The request
Please copy out the entries from the line containing "x-tick-label: Bulgaria bbox=[424, 351, 434, 393]" down to the line containing "x-tick-label: Finland bbox=[459, 351, 469, 389]", swapping "Slovenia" for "Slovakia" and leaving everything else in those lines unchanged. Return only that span.

Data
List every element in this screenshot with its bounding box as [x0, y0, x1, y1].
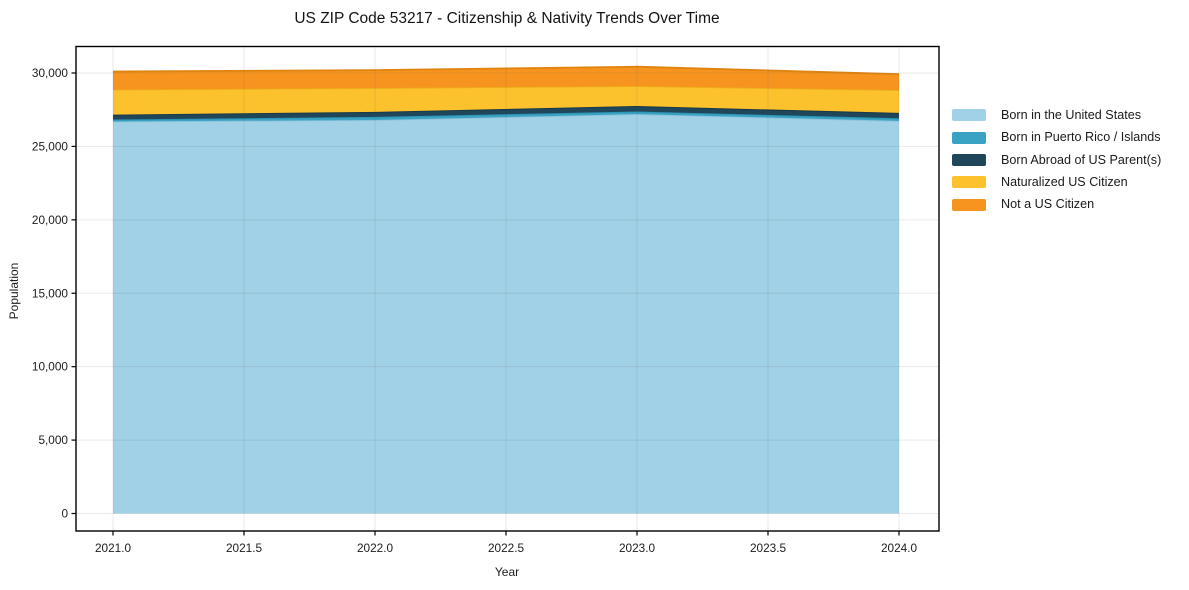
y-axis-label: Population — [7, 263, 21, 320]
legend-item-3: Naturalized US Citizen — [952, 171, 1161, 193]
x-tick-label-6: 2024.0 — [881, 541, 918, 555]
x-tick-label-4: 2023.0 — [619, 541, 656, 555]
area-series-4 — [113, 66, 899, 90]
x-tick-label-5: 2023.5 — [750, 541, 787, 555]
y-tick-label-1: 5,000 — [38, 433, 68, 447]
y-tick-label-5: 25,000 — [32, 139, 69, 153]
legend-label-4: Not a US Citizen — [1001, 197, 1095, 212]
y-tick-label-6: 30,000 — [32, 66, 69, 80]
area-series-0 — [113, 114, 899, 514]
chart-title: US ZIP Code 53217 - Citizenship & Nativi… — [294, 10, 719, 27]
y-tick-label-4: 20,000 — [32, 213, 69, 227]
legend-swatch-1 — [952, 131, 986, 144]
legend-label-3: Naturalized US Citizen — [1001, 175, 1128, 190]
area-series-3 — [113, 86, 899, 115]
axes-frame — [75, 45, 940, 532]
y-tick-label-3: 15,000 — [32, 286, 69, 300]
legend-item-0: Born in the United States — [952, 104, 1161, 126]
area-edge-3 — [112, 85, 900, 91]
x-tick-label-0: 2021.0 — [95, 541, 132, 555]
plot-area: 2021.0 2021.5 2022.0 2022.5 2023.0 2023.5 2024… — [32, 45, 940, 555]
y-tick-label-0: 0 — [61, 507, 68, 521]
legend-swatch-4 — [952, 198, 986, 211]
x-tick-label-3: 2022.5 — [488, 541, 525, 555]
legend-label-2: Born Abroad of US Parent(s) — [1001, 152, 1162, 167]
legend-item-1: Born in Puerto Rico / Islands — [952, 126, 1161, 148]
legend-item-4: Not a US Citizen — [952, 194, 1161, 216]
x-tick-label-1: 2021.5 — [226, 541, 263, 555]
area-series-2 — [113, 106, 899, 120]
x-axis-label: Year — [495, 565, 519, 579]
legend-swatch-2 — [952, 153, 986, 166]
legend-item-2: Born Abroad of US Parent(s) — [952, 149, 1161, 171]
x-tick-label-2: 2022.0 — [357, 541, 394, 555]
legend-label-0: Born in the United States — [1001, 107, 1142, 122]
legend-swatch-3 — [952, 176, 986, 189]
y-tick-label-2: 10,000 — [32, 360, 69, 374]
area-edge-4 — [112, 65, 900, 76]
legend: Born in the United States Born in Puerto … — [952, 104, 1161, 216]
legend-label-1: Born in Puerto Rico / Islands — [1001, 130, 1161, 145]
legend-swatch-0 — [952, 109, 986, 122]
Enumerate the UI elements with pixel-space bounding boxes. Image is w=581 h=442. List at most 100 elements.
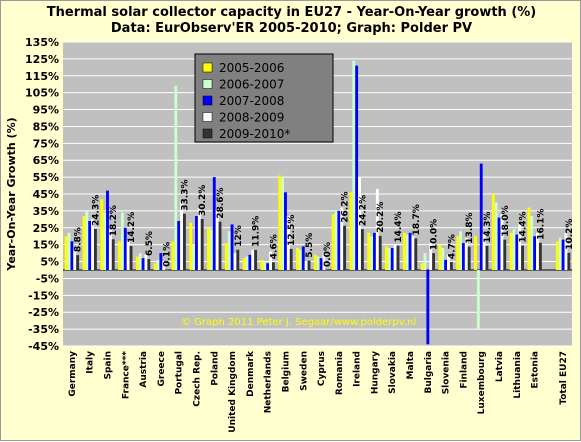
x-tick-label: Bulgaria bbox=[424, 351, 434, 393]
bar bbox=[564, 232, 568, 270]
bar bbox=[82, 215, 86, 270]
bar bbox=[73, 249, 77, 270]
y-tick-label: -5% bbox=[36, 272, 59, 285]
legend-label: 2007-2008 bbox=[219, 94, 284, 108]
bar bbox=[224, 242, 228, 270]
bar bbox=[85, 210, 89, 270]
x-tick-label: Total EU27 bbox=[559, 351, 569, 405]
y-tick-label: 95% bbox=[33, 104, 59, 117]
x-tick-label: Slovenia bbox=[442, 351, 452, 394]
bar bbox=[567, 252, 571, 270]
bar bbox=[254, 249, 258, 270]
y-tick-label: 65% bbox=[33, 154, 59, 167]
bar bbox=[485, 245, 489, 270]
bar bbox=[476, 270, 480, 330]
bar bbox=[367, 232, 371, 270]
bar bbox=[111, 239, 115, 270]
y-tick-label: 115% bbox=[25, 70, 59, 83]
bar bbox=[405, 234, 409, 270]
bar bbox=[396, 245, 400, 270]
y-tick-label: 55% bbox=[33, 171, 59, 184]
bar bbox=[375, 188, 379, 270]
bar bbox=[558, 237, 562, 270]
bar bbox=[355, 65, 359, 270]
x-tick-label: Finland bbox=[459, 351, 469, 389]
y-tick-label: 45% bbox=[33, 188, 59, 201]
bar bbox=[538, 242, 542, 270]
legend-swatch bbox=[202, 79, 213, 89]
data-label: 14.4% bbox=[519, 211, 529, 242]
bar bbox=[497, 217, 501, 270]
bar bbox=[527, 207, 531, 270]
bar bbox=[533, 236, 537, 270]
bar bbox=[352, 60, 356, 270]
bar bbox=[467, 246, 471, 270]
x-tick-label: Malta bbox=[406, 351, 416, 380]
x-tick-label: Czech Rep. bbox=[192, 351, 202, 407]
x-tick-label: Spain bbox=[103, 351, 113, 380]
watermark: © Graph 2011 Peter J. Segaar/www.polderp… bbox=[181, 317, 416, 328]
x-tick-label: Portugal bbox=[175, 351, 185, 395]
bar bbox=[227, 231, 231, 270]
bar bbox=[182, 213, 186, 270]
bar bbox=[242, 258, 246, 270]
bar bbox=[482, 234, 486, 270]
y-tick-label: 105% bbox=[25, 87, 59, 100]
bar bbox=[248, 254, 252, 270]
bar bbox=[207, 227, 210, 270]
bar bbox=[88, 221, 92, 270]
data-label: 20.2% bbox=[376, 202, 386, 233]
bar bbox=[215, 209, 219, 270]
data-label: 18.2% bbox=[109, 205, 119, 236]
bar bbox=[307, 260, 311, 270]
data-label: 5.5% bbox=[305, 233, 315, 258]
bar bbox=[123, 227, 127, 270]
x-tick-label: France*** bbox=[121, 351, 131, 399]
bar bbox=[100, 199, 104, 270]
bar bbox=[349, 192, 353, 270]
data-label: 0.1% bbox=[163, 242, 173, 267]
bar bbox=[408, 232, 412, 270]
bar bbox=[200, 219, 204, 270]
bar bbox=[420, 263, 424, 270]
legend-swatch bbox=[202, 95, 213, 106]
x-tick-label: Latvia bbox=[495, 351, 505, 382]
y-tick-label: -15% bbox=[28, 289, 59, 302]
bar bbox=[561, 239, 565, 270]
x-tick-label: Greece bbox=[157, 351, 167, 386]
bar bbox=[64, 236, 68, 270]
data-label: 28.6% bbox=[216, 187, 226, 218]
bar bbox=[459, 231, 462, 270]
data-label: 18.7% bbox=[412, 204, 422, 235]
x-tick-label: Germany bbox=[68, 351, 78, 397]
bar bbox=[298, 249, 302, 270]
bar bbox=[153, 263, 157, 270]
bar bbox=[464, 237, 468, 270]
x-tick-label: Netherlands bbox=[264, 351, 274, 413]
y-tick-label: 5% bbox=[40, 256, 59, 269]
bar bbox=[129, 246, 133, 270]
bar bbox=[316, 256, 320, 270]
bar bbox=[444, 259, 448, 270]
x-tick-label: Hungary bbox=[370, 351, 380, 394]
y-tick-label: 125% bbox=[25, 53, 59, 66]
bar bbox=[503, 239, 507, 270]
bar bbox=[530, 215, 534, 270]
bar bbox=[319, 258, 323, 270]
bar bbox=[135, 256, 139, 270]
bar bbox=[192, 244, 196, 270]
data-label: 11.9% bbox=[252, 216, 262, 247]
bar bbox=[266, 263, 270, 270]
bar bbox=[449, 262, 453, 270]
x-tick-label: Luxembourg bbox=[477, 351, 487, 414]
bar bbox=[509, 232, 513, 270]
x-tick-label: Ireland bbox=[353, 351, 363, 387]
bar bbox=[180, 202, 183, 270]
y-tick-label: -35% bbox=[28, 323, 59, 336]
bar bbox=[278, 175, 282, 270]
bar bbox=[325, 270, 329, 271]
bar bbox=[343, 225, 347, 270]
bar bbox=[263, 261, 267, 270]
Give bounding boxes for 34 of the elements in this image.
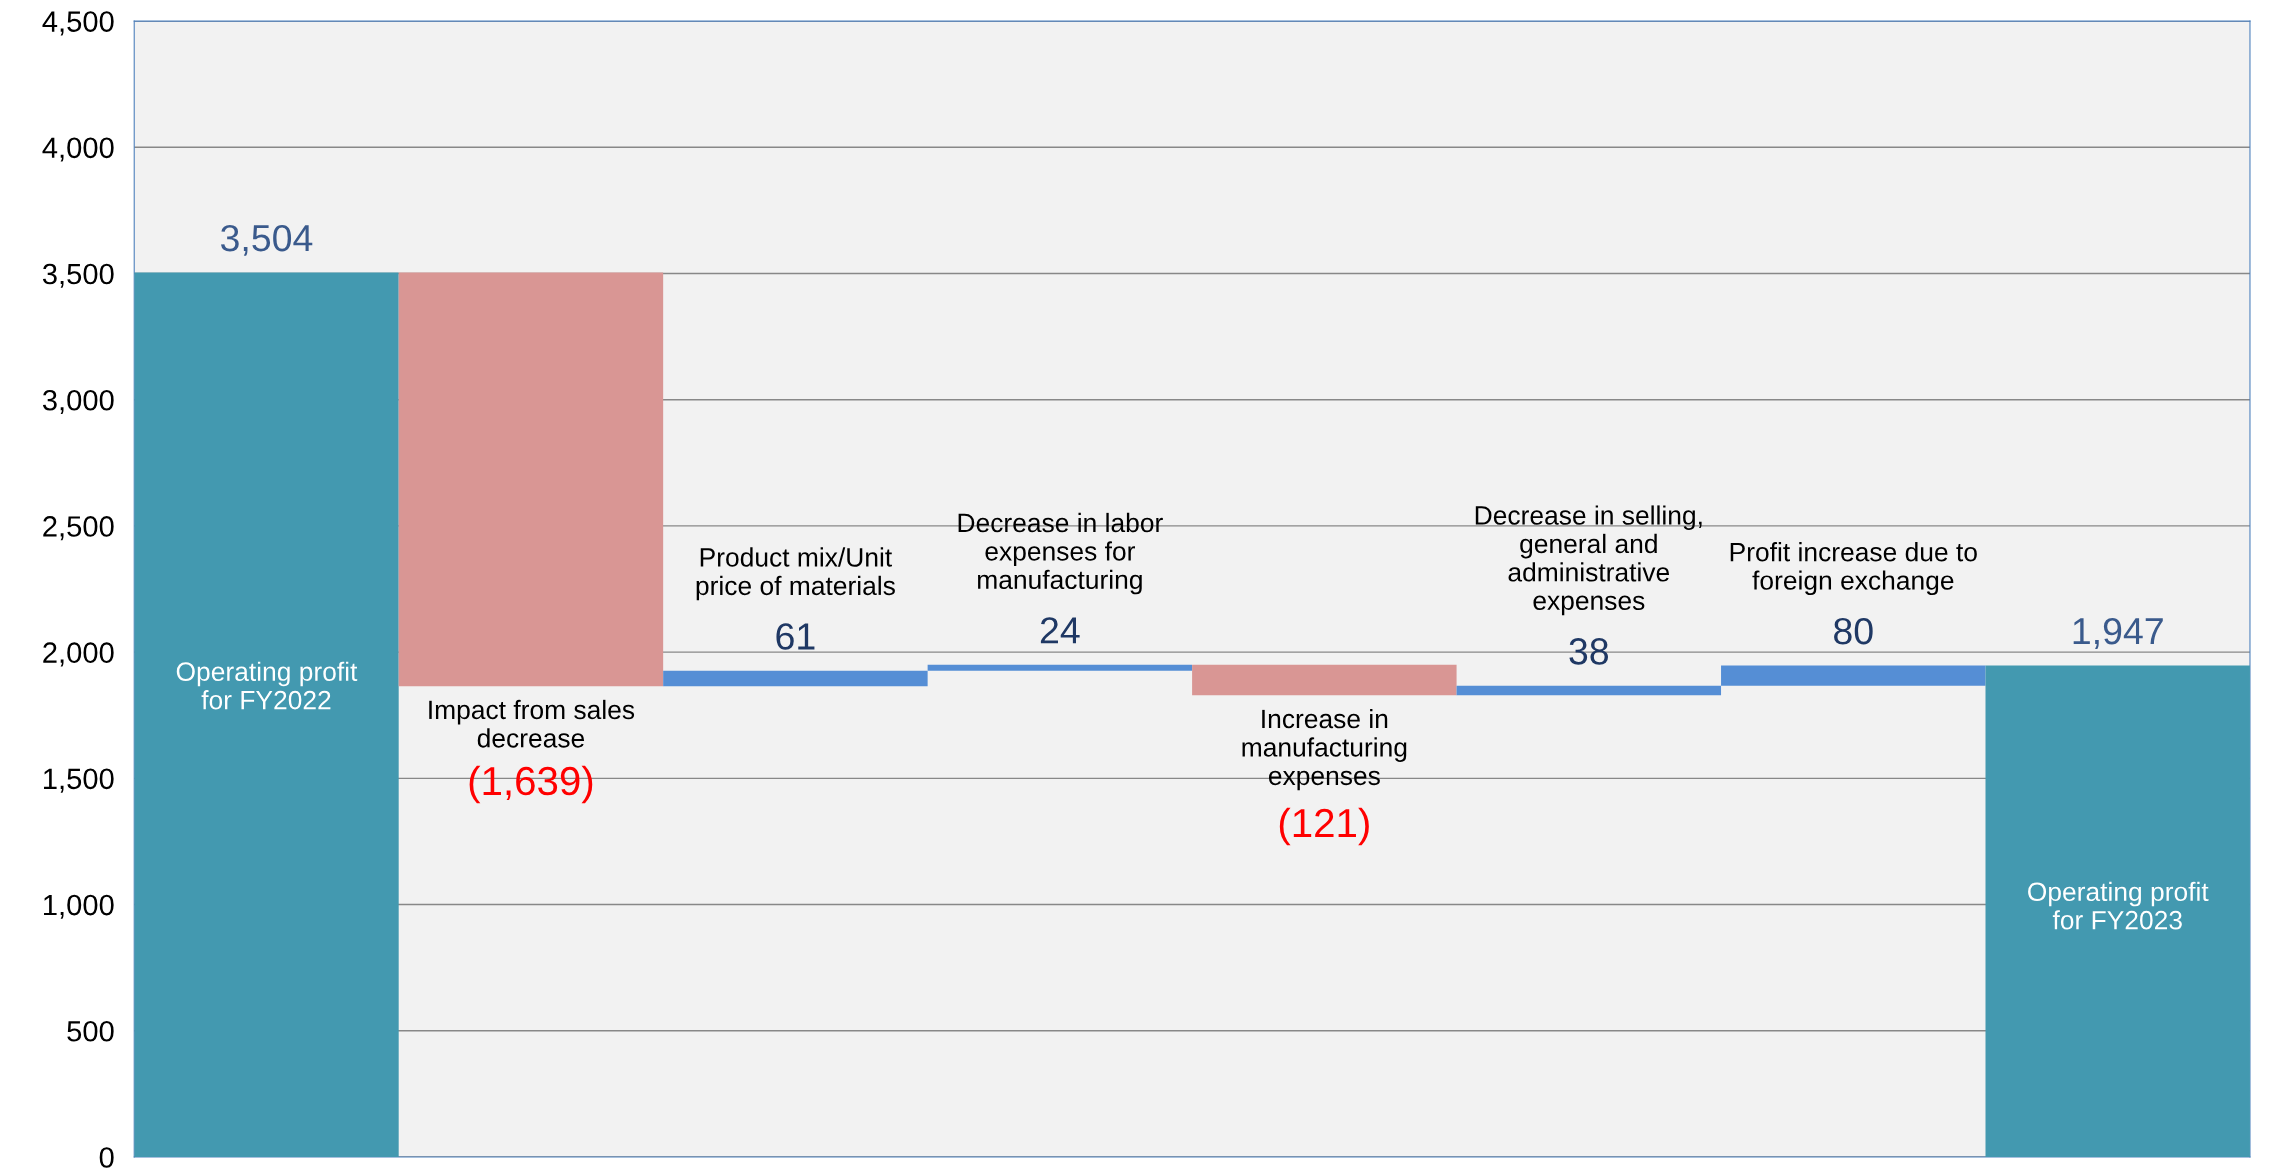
x-tick-label: Operating profit for FY2023	[2028, 881, 2209, 930]
x-tick-label: Impact from sales decrease	[429, 699, 635, 748]
x-tick-label: Decrease in labor expenses for manufacturing	[958, 512, 1163, 595]
y-tick-label: 2,500	[43, 516, 114, 541]
bar	[1192, 664, 1457, 696]
bar	[398, 272, 664, 687]
data-label: 38	[1569, 638, 1609, 665]
x-tick-label: Increase in manufacturing expenses	[1242, 708, 1407, 791]
x-tick-label: Operating profit for FY2022	[176, 661, 358, 710]
y-tick-label: 4,500	[42, 11, 114, 36]
y-tick-label: 0	[99, 1147, 114, 1168]
y-tick-label: 3,000	[42, 389, 114, 414]
data-label: 24	[1040, 617, 1080, 644]
data-label: (1,639)	[469, 765, 593, 804]
bar	[1721, 665, 1986, 686]
x-tick-label: Decrease in selling, general and administrative expenses	[1475, 505, 1702, 616]
y-tick-label: 2,000	[43, 642, 114, 667]
data-label: 61	[776, 623, 815, 650]
data-label: 3,504	[220, 224, 313, 256]
y-tick-label: 500	[67, 1020, 114, 1042]
bar	[134, 272, 399, 1157]
x-tick-label: Product mix/Unit price of materials	[696, 547, 895, 601]
y-tick-label: 1,500	[44, 768, 114, 793]
data-label: 80	[1834, 617, 1873, 645]
bar	[1456, 685, 1722, 696]
bar	[1985, 665, 2250, 1157]
data-label: (121)	[1279, 807, 1369, 846]
data-label: 1,947	[2073, 617, 2163, 649]
x-tick-label: Profit increase due to foreign exchange	[1730, 542, 1977, 596]
y-tick-label: 3,500	[42, 263, 114, 288]
y-tick-label: 4,000	[42, 137, 114, 162]
bar	[663, 670, 928, 687]
y-tick-label: 1,000	[44, 894, 114, 919]
bar	[927, 664, 1193, 671]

Completed task
x-tick-label: Bulgaria bbox=[424, 351, 434, 393]
bar bbox=[564, 232, 568, 270]
bar bbox=[82, 215, 86, 270]
bar bbox=[73, 249, 77, 270]
y-tick-label: -5% bbox=[36, 272, 59, 285]
legend-label: 2007-2008 bbox=[219, 94, 284, 108]
bar bbox=[224, 242, 228, 270]
bar bbox=[85, 210, 89, 270]
x-tick-label: Total EU27 bbox=[559, 351, 569, 405]
y-tick-label: 95% bbox=[33, 104, 59, 117]
x-tick-label: Slovakia bbox=[442, 351, 452, 394]
bar bbox=[567, 252, 571, 270]
bar bbox=[254, 249, 258, 270]
y-tick-label: 65% bbox=[33, 154, 59, 167]
bar bbox=[485, 245, 489, 270]
bar bbox=[476, 270, 480, 330]
bar bbox=[367, 232, 371, 270]
bar bbox=[111, 239, 115, 270]
y-tick-label: 115% bbox=[25, 70, 59, 83]
bar bbox=[405, 234, 409, 270]
bar bbox=[396, 245, 400, 270]
y-tick-label: 55% bbox=[33, 171, 59, 184]
bar bbox=[375, 188, 379, 270]
bar bbox=[558, 237, 562, 270]
bar bbox=[355, 65, 359, 270]
x-tick-label: Finland bbox=[459, 351, 469, 389]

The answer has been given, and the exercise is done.